REQUEST:
In the listing below, locate the lines that hold the string "devices". Copy those lines.

Data items:
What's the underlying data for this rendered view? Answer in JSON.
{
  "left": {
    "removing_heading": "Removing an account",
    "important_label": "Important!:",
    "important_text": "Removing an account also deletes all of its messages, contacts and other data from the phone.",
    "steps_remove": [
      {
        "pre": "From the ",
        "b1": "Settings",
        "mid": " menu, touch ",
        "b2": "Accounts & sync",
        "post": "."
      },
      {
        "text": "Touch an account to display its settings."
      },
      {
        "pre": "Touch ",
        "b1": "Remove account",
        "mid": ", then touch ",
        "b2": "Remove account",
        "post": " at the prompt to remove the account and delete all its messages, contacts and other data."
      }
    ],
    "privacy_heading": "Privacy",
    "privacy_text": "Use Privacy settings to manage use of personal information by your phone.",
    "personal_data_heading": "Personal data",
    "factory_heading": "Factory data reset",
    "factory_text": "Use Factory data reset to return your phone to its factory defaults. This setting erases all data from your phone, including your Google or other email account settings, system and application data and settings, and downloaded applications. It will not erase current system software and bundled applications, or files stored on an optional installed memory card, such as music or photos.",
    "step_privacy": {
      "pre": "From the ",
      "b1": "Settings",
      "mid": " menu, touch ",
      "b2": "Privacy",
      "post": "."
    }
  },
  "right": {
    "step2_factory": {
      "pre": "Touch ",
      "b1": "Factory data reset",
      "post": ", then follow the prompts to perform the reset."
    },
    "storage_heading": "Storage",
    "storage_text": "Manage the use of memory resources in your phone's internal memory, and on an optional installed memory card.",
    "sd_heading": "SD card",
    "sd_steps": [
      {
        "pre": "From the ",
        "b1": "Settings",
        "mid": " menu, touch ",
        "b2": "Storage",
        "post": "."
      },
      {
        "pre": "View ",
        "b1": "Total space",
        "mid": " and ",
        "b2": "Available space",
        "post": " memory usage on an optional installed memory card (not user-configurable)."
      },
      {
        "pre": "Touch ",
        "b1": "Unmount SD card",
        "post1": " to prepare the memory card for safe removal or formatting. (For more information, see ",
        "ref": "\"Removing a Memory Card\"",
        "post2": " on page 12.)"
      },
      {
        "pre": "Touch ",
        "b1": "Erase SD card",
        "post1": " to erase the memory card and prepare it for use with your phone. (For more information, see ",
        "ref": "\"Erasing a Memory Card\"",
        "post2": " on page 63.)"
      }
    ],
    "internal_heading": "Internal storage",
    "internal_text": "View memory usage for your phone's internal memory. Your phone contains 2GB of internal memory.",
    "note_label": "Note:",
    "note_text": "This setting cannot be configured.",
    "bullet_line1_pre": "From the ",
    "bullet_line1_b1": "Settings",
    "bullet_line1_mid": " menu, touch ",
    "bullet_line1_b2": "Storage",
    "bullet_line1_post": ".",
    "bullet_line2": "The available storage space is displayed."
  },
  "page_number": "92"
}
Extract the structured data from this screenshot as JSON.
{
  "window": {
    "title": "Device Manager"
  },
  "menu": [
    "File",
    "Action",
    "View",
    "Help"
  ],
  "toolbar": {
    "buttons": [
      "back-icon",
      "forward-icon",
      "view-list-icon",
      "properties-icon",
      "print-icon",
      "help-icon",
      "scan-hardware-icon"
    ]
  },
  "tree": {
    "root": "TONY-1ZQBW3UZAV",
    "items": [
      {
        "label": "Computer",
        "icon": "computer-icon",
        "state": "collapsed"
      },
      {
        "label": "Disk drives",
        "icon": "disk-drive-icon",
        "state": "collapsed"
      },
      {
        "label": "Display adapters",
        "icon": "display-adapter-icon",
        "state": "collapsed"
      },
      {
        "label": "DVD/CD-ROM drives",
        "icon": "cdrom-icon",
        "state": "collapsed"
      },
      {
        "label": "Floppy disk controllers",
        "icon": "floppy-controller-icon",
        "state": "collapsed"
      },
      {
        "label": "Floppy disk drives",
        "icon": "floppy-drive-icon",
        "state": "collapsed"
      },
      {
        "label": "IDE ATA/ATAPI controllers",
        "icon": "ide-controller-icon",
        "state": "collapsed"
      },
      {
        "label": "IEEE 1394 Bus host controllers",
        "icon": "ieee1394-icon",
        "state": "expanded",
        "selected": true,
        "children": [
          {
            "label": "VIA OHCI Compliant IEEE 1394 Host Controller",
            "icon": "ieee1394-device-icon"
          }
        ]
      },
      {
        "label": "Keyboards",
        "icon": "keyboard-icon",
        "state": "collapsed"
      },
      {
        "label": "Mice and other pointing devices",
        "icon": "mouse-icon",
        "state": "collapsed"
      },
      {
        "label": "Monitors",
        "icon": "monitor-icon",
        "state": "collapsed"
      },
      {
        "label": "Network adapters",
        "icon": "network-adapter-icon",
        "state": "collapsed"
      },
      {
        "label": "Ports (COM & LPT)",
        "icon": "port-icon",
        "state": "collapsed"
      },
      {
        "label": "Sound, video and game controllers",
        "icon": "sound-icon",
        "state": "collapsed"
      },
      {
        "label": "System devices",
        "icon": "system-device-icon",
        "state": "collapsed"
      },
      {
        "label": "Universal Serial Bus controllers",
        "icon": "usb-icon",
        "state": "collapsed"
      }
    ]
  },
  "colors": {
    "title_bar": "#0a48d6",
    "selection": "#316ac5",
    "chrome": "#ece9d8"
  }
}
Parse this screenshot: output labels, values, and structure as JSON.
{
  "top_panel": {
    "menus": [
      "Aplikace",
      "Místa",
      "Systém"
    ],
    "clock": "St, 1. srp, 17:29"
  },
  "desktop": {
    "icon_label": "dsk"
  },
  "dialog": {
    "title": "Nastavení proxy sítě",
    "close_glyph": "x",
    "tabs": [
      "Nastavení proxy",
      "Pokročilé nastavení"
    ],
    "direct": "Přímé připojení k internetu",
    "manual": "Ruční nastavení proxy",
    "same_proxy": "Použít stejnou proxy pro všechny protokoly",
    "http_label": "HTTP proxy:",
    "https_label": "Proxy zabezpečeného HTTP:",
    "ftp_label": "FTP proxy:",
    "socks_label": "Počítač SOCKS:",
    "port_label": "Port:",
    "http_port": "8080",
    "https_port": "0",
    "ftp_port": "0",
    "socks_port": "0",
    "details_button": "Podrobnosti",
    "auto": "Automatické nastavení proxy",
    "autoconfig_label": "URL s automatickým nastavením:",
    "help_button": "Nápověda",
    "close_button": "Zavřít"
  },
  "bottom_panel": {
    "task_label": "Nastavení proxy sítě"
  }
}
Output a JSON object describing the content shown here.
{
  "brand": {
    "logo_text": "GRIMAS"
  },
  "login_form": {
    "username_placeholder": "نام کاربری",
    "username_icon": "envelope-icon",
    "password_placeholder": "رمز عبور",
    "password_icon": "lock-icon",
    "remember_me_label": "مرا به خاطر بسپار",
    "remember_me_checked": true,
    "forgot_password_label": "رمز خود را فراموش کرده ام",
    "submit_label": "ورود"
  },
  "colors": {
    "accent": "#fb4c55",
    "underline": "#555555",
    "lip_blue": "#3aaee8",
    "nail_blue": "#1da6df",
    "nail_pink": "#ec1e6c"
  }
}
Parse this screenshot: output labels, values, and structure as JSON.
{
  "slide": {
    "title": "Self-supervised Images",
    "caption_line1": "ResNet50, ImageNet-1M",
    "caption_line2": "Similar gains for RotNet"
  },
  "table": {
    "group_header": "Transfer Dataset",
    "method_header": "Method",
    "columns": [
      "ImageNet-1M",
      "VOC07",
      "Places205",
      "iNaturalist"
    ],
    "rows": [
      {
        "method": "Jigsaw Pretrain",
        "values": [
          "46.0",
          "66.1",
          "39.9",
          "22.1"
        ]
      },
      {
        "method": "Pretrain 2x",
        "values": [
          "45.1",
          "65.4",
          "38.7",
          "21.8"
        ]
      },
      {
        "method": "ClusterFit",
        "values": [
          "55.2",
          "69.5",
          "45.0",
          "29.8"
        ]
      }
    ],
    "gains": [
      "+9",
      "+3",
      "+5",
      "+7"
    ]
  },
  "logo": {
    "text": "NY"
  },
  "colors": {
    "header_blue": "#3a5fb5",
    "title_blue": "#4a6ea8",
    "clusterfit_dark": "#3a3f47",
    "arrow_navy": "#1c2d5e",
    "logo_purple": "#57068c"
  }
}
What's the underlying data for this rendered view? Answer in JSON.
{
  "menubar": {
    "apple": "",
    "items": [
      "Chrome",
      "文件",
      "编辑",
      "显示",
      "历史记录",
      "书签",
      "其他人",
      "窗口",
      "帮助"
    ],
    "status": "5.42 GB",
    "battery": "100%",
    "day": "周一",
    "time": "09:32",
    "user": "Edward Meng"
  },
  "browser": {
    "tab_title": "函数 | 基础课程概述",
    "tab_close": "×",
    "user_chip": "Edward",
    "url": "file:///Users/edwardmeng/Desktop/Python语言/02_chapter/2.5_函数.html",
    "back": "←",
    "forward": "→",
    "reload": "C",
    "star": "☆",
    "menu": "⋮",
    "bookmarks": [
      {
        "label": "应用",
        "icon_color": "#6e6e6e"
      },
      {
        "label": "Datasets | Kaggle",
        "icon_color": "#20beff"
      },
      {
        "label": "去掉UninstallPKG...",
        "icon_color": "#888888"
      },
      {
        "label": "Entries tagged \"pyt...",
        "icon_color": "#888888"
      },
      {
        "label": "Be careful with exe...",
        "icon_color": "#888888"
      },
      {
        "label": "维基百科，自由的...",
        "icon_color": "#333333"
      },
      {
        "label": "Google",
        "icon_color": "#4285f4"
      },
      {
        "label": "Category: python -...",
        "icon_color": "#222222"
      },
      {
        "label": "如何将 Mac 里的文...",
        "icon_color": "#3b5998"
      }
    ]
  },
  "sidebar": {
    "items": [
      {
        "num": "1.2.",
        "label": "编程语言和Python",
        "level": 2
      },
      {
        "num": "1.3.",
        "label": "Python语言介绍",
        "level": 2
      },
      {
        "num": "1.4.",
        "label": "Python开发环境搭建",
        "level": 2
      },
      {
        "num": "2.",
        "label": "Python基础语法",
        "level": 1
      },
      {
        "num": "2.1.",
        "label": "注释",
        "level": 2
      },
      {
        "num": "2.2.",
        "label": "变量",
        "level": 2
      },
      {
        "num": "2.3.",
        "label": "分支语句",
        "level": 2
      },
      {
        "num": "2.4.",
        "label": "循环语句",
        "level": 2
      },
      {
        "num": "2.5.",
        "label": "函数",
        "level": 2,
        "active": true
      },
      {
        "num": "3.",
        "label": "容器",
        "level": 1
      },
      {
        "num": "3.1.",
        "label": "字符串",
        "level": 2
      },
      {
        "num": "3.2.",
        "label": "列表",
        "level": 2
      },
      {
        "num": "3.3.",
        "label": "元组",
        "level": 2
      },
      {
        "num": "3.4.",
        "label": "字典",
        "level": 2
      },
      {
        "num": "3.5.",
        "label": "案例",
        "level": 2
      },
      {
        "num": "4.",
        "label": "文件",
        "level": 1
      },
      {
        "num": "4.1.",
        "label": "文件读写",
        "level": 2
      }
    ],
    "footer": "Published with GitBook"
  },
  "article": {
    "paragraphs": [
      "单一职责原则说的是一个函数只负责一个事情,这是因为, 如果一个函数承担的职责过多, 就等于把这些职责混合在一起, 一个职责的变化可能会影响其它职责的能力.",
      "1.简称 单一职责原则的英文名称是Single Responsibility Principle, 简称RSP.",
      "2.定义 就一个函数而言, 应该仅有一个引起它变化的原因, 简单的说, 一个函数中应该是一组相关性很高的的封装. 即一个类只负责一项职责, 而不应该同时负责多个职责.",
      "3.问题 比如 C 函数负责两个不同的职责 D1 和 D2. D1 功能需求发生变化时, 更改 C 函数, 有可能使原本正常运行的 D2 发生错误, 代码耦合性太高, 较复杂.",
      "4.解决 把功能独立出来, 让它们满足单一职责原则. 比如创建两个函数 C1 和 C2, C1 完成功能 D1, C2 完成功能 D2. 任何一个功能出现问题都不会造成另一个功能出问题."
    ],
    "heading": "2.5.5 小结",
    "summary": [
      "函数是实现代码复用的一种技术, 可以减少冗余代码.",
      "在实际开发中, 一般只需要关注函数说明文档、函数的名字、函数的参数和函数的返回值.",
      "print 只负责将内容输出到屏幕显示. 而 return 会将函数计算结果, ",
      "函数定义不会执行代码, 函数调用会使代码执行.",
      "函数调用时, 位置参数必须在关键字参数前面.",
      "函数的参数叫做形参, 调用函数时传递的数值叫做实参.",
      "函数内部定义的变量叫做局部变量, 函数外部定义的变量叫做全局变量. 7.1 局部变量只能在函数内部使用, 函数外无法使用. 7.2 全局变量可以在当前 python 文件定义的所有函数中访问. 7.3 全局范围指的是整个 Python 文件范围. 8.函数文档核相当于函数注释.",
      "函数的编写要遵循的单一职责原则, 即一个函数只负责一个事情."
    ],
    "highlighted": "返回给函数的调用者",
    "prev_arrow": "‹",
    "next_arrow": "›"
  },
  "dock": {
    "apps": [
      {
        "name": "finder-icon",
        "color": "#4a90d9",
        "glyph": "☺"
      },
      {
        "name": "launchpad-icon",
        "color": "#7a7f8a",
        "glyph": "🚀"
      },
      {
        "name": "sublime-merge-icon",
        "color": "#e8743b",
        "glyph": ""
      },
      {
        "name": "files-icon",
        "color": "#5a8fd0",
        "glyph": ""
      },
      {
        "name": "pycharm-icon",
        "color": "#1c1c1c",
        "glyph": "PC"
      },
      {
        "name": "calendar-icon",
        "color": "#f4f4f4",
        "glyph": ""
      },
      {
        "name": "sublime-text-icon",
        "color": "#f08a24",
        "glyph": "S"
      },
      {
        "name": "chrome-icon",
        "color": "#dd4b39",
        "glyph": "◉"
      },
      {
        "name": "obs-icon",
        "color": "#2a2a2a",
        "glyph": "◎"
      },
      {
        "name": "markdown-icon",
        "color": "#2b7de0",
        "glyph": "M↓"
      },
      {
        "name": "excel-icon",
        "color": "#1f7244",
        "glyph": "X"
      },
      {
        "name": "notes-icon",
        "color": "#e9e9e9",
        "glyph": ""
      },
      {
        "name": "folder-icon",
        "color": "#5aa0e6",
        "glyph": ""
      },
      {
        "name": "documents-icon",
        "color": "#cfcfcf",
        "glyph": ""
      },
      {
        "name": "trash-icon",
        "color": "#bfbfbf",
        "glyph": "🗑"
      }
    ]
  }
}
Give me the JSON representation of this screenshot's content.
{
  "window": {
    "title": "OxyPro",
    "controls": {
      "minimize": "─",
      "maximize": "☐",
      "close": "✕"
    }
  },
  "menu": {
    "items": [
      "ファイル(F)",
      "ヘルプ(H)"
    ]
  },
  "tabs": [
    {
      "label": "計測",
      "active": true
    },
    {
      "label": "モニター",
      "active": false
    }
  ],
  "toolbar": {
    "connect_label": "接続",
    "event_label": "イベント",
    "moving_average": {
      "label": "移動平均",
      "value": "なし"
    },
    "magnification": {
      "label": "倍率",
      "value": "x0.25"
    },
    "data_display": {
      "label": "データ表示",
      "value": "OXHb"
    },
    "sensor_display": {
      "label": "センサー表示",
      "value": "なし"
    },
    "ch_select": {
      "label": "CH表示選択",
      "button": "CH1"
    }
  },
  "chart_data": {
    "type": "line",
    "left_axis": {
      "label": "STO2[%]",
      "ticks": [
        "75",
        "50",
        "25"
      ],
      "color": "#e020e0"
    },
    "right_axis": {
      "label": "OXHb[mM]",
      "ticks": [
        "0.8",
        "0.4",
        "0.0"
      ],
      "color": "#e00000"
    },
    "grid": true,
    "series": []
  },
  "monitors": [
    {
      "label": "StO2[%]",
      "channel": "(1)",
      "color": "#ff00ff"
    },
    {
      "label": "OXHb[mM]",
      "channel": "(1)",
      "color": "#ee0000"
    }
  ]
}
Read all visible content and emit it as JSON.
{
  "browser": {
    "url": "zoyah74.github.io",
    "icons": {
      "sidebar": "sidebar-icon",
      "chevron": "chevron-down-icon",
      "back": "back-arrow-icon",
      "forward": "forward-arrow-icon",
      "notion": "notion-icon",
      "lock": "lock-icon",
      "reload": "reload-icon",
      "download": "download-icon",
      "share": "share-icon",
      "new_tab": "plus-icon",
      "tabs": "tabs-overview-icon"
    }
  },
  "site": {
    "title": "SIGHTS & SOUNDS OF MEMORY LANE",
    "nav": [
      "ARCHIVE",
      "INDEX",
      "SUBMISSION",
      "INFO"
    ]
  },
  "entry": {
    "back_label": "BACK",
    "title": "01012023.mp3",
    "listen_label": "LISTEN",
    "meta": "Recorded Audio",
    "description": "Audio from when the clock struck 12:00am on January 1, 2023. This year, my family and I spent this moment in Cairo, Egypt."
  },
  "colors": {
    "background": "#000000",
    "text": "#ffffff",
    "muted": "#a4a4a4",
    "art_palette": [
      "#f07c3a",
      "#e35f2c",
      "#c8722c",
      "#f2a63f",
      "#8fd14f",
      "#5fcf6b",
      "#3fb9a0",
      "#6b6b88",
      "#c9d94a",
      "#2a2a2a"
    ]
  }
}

FULL RESPONSE:
        "label": "Mice and other pointing devices",
        "label": "System devices",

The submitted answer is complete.